次の資料のすべての行を、一字一句変えずにそのまま書き写してください。画像は解答に含めないでください。

┄┄┄┄┄┄┄┄┄┄

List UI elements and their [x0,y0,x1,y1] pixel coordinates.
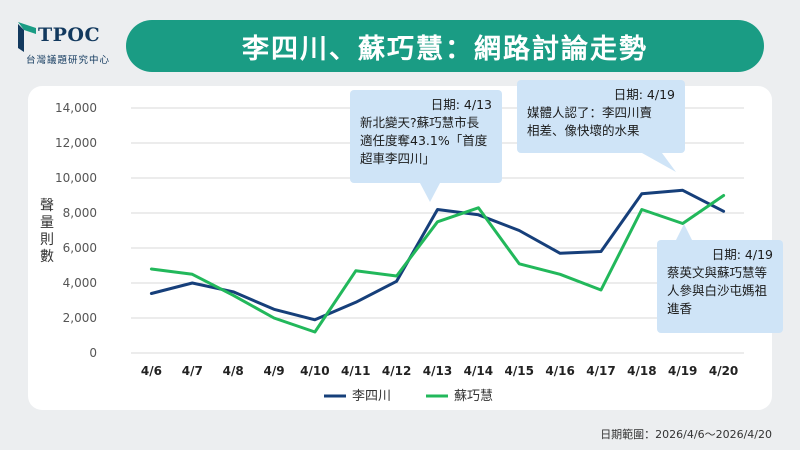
y-tick-label: 14,000 [55,101,97,115]
logo-subtitle: 台灣議題研究中心 [26,55,111,66]
x-tick-label: 4/19 [668,364,697,378]
series-line-1 [149,194,726,334]
title-banner: 李四川、蘇巧慧：網路討論走勢 [126,20,764,72]
x-tick-label: 4/20 [709,364,738,378]
legend-label: 蘇巧慧 [454,388,493,404]
x-tick-label: 4/9 [263,364,284,378]
annotation-line: 媒體人認了：李四川賣 [527,105,653,120]
annotation-callout-4-13: 日期: 4/13 新北變天?蘇巧慧市長 適任度奪43.1%「首度 超車李四川」 [350,90,502,183]
tpoc-logo: TPOC 台灣議題研究中心 [14,18,134,68]
series-line-0 [149,188,726,322]
y-axis-label: 聲量則數 [40,198,54,265]
x-tick-label: 4/6 [141,364,162,378]
callout-pointer [642,153,676,172]
annotation-callout-4-19-a: 日期: 4/19 媒體人認了：李四川賣 相差、像快壞的水果 [517,80,685,153]
annotation-line: 適任度奪43.1%「首度 [360,133,488,148]
callout-pointer [420,183,440,202]
x-tick-label: 4/7 [182,364,203,378]
annotation-line: 人參與白沙屯媽祖 [667,283,768,298]
line-chart: 0 2,000 4,000 6,000 8,000 10,000 12,000 14,000 4… [55,101,744,404]
callout-pointer [676,224,692,240]
y-tick-label: 10,000 [55,171,97,185]
x-tick-label: 4/14 [464,364,493,378]
x-tick-label: 4/8 [223,364,244,378]
y-tick-label: 6,000 [63,241,97,255]
annotation-date: 日期: 4/19 [613,87,675,102]
annotation-line: 相差、像快壞的水果 [527,123,640,138]
annotation-callout-4-19-b: 日期: 4/19 蔡英文與蘇巧慧等 人參與白沙屯媽祖 進香 [657,240,783,333]
y-tick-label: 2,000 [63,311,97,325]
date-range-note: 日期範圍：2026/4/6～2026/4/20 [600,428,772,441]
legend-label: 李四川 [352,389,391,404]
logo-mark-icon [18,22,36,52]
logo-text: TPOC [38,24,101,46]
annotation-line: 新北變天?蘇巧慧市長 [360,115,480,130]
x-tick-label: 4/16 [545,364,574,378]
x-tick-label: 4/17 [586,364,615,378]
y-tick-label: 8,000 [63,206,97,220]
x-tick-label: 4/15 [505,364,534,378]
annotation-line: 超車李四川」 [360,151,436,166]
x-tick-label: 4/18 [627,364,656,378]
annotation-date: 日期: 4/19 [711,247,773,262]
x-tick-label: 4/12 [382,364,411,378]
y-tick-label: 12,000 [55,136,97,150]
x-tick-label: 4/13 [423,364,452,378]
y-tick-label: 4,000 [63,276,97,290]
annotation-line: 進香 [667,301,693,316]
y-tick-label: 0 [89,346,97,360]
page-title: 李四川、蘇巧慧：網路討論走勢 [242,33,648,65]
annotation-line: 蔡英文與蘇巧慧等 [667,265,768,280]
x-tick-label: 4/10 [300,364,329,378]
x-tick-label: 4/11 [341,364,370,378]
annotation-date: 日期: 4/13 [430,97,492,112]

┄┄┄┄┄┄┄┄┄┄

> **完成した解答**:
List UI elements and their [x0,y0,x1,y1] pixel coordinates.
y-tick-label: 14,000 [55,101,97,115]
logo-subtitle: 台灣議題研究中心 [26,55,111,66]
x-tick-label: 4/19 [668,364,697,378]
series-line-1 [149,194,726,334]
title-banner: 李四川、蘇巧慧：網路討論走勢 [126,20,764,72]
x-tick-label: 4/20 [709,364,738,378]
legend-label: 蘇巧慧 [454,388,493,404]
x-tick-label: 4/9 [263,364,284,378]
annotation-line: 媒體人認了：李四川賣 [527,105,653,120]
annotation-callout-4-13: 日期: 4/13 新北變天?蘇巧慧市長 適任度奪43.1%「首度 超車李四川」 [350,90,502,183]
tpoc-logo: TPOC 台灣議題研究中心 [14,18,134,68]
series-line-0 [149,188,726,322]
y-axis-label: 聲量則數 [40,198,54,265]
x-tick-label: 4/6 [141,364,162,378]
callout-pointer [642,153,676,172]
annotation-callout-4-19-a: 日期: 4/19 媒體人認了：李四川賣 相差、像快壞的水果 [517,80,685,153]
annotation-line: 適任度奪43.1%「首度 [360,133,488,148]
callout-pointer [420,183,440,202]
x-tick-label: 4/7 [182,364,203,378]
annotation-line: 人參與白沙屯媽祖 [667,283,768,298]
line-chart: 0 2,000 4,000 6,000 8,000 10,000 12,000 14,000 4… [55,101,744,404]
callout-pointer [676,224,692,240]
y-tick-label: 10,000 [55,171,97,185]
x-tick-label: 4/14 [464,364,493,378]
x-tick-label: 4/8 [223,364,244,378]
y-tick-label: 6,000 [63,241,97,255]
annotation-date: 日期: 4/19 [613,87,675,102]
annotation-line: 相差、像快壞的水果 [527,123,640,138]
annotation-callout-4-19-b: 日期: 4/19 蔡英文與蘇巧慧等 人參與白沙屯媽祖 進香 [657,240,783,333]
y-tick-label: 2,000 [63,311,97,325]
date-range-note: 日期範圍：2026/4/6～2026/4/20 [600,428,772,441]
legend-label: 李四川 [352,389,391,404]
logo-mark-icon [18,22,36,52]
logo-text: TPOC [38,24,101,46]
annotation-line: 新北變天?蘇巧慧市長 [360,115,480,130]
x-tick-label: 4/16 [545,364,574,378]
x-tick-label: 4/17 [586,364,615,378]
y-tick-label: 8,000 [63,206,97,220]
x-tick-label: 4/15 [505,364,534,378]
annotation-line: 超車李四川」 [360,151,436,166]
x-tick-label: 4/18 [627,364,656,378]
annotation-date: 日期: 4/19 [711,247,773,262]
x-tick-label: 4/12 [382,364,411,378]
y-tick-label: 12,000 [55,136,97,150]
x-tick-label: 4/13 [423,364,452,378]
y-tick-label: 4,000 [63,276,97,290]
annotation-line: 進香 [667,301,693,316]
y-tick-label: 0 [89,346,97,360]
page-title: 李四川、蘇巧慧：網路討論走勢 [242,33,648,65]
annotation-line: 蔡英文與蘇巧慧等 [667,265,768,280]
x-tick-label: 4/10 [300,364,329,378]
x-tick-label: 4/11 [341,364,370,378]
annotation-date: 日期: 4/13 [430,97,492,112]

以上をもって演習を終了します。